───── Extract to read ─────

Jagodnjak ((Croatian and Serbian pronunciation: ) , , ) is a village and a municipality in the Osijek-Baranja County, Croatia. Landscape of the Jagodnjak Municipality is marked by the Drava river with surrounding wetland forest and by Pannonian Basin plains with agricultural fields of corn, wheat, common sunflower and sugar beet.

Jagodnjak is underdeveloped municipality which is statistically classified as the First Category Area of Special State Concern by the Government of Croatia.

Name

Jagodnjak name is derived from the Slavic word "jagoda" ("strawberry" in English), "jagodnjak" = "strawberry bed(s)/plot(s)/patch(es)/garden". In other languages, the village in German is known as Katschfeld and in Hungarian as Kácsfalu and is written as Јагодњак in Serbian Cyrillic.

Geography

The municipality of Jagodnjak includes the following settlements:
Bolman
Jagodnjak
Majške Međe
Novi Bolman

History
The first historical Municipality of Jagodnjak was established before the World War II during the epoch of the Kingdom of Hungary, and was settled by Danube Swabians from Hesse, they called Stifolder. At that time municipality was part of the Baranya County (former) and it did not include villages of Bolman, Novi Bolman and Majške Međe which were separate unit called the Municipality of Bolman.

Until the end of World War II, the Inhabitants was Danube Swabians. The former German Settlers was expelled to Germany and Austria in 1945-1948, about the Potsdam Agreement.

During the final stage of the World War II in March 1945 the village of Bolman was the spot of the Battle of Bolman in which Yugoslav Partisans (primarily multi-ethnic units from Vojvodina) and Red Army fought against Nazis. The monument to the battle was constructed in 1951 and in 1971 it was protected as a registered cultural heritage site. After the integration of the region under the central government rule in the late 1990s the monument to the battle was devastated in 1999 and 2000. The municipality initiated reconstruction efforts in 2002 and the work was not completed until 2013 when the Ministry of Culture of the Republic of Croatia provided funds for this purpose. The monument is allegedly target of intentional desecration with illegal waste disposal.

───── Supplied material ─────

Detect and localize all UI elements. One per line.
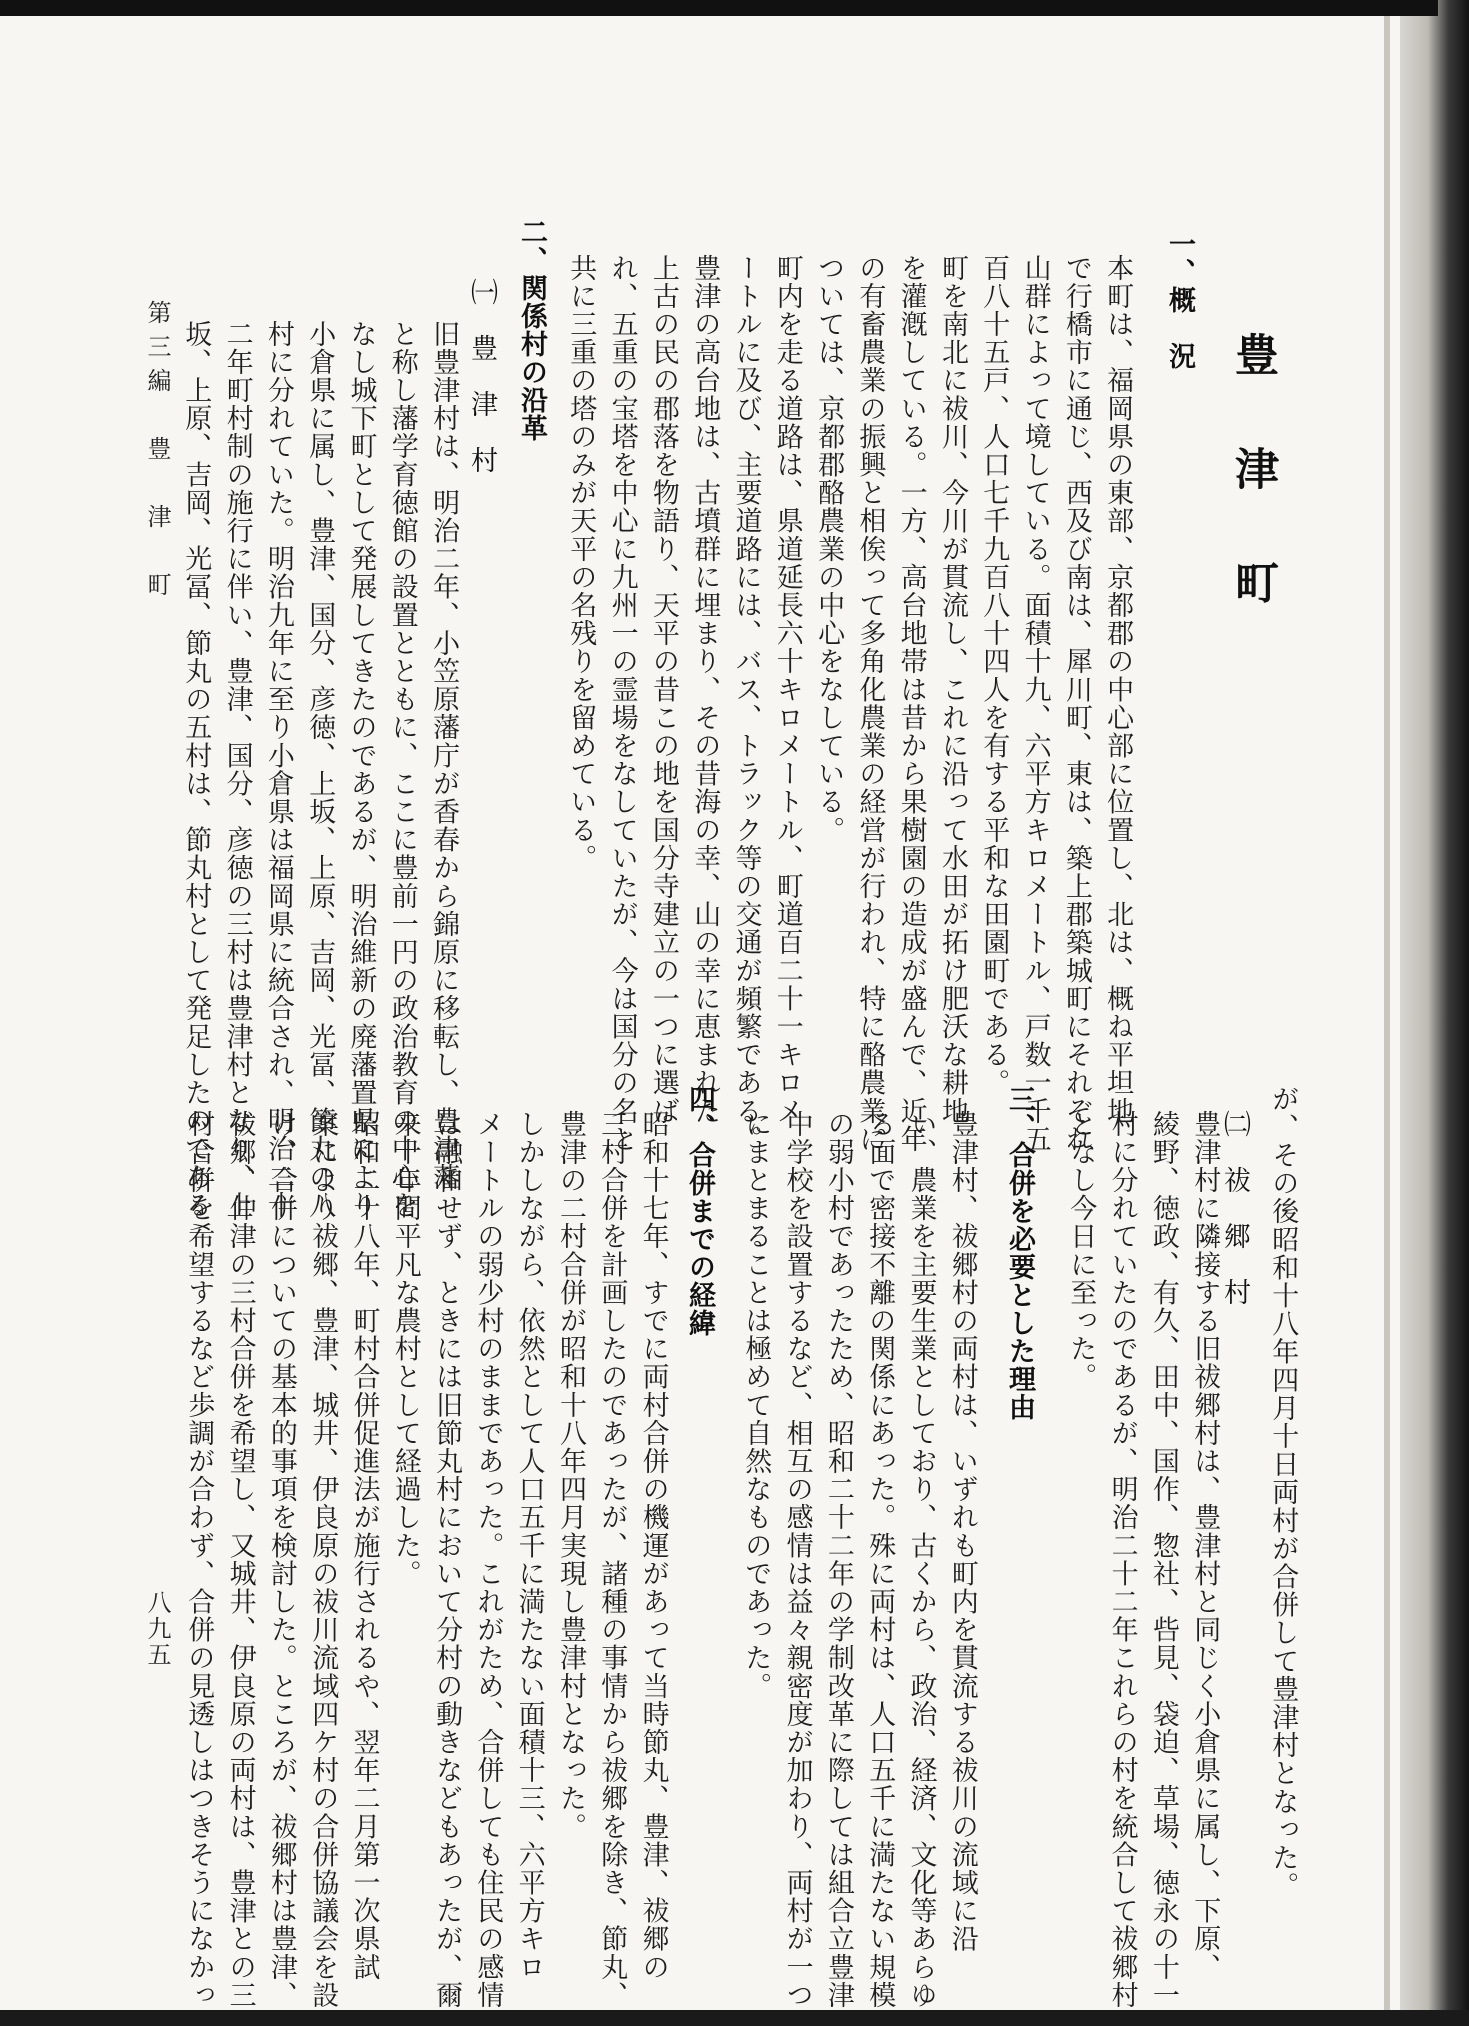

─────

### Tasks
a) Summarize the Jagodnjak article in two sentences.
b) According to the Jagodnjak article, in what year was the monument to the Battle of Bolman protected as a registered cultural heritage site?

### Answers for the exercise
a) Jagodnjak is an underdeveloped village and municipality in Croatia's Osijek-Baranja County, marked by the Drava river's wetland forest and farmed Pannonian plains, and its name comes from the Slavic word "jagoda," meaning strawberry. It was settled by Danube Swabians, who were expelled in 1945-1948, and its village of Bolman was the site of a March 1945 battle whose monument was devastated in 1999 and 2000 and not fully reconstructed until 2013.

b) It was protected in 1971.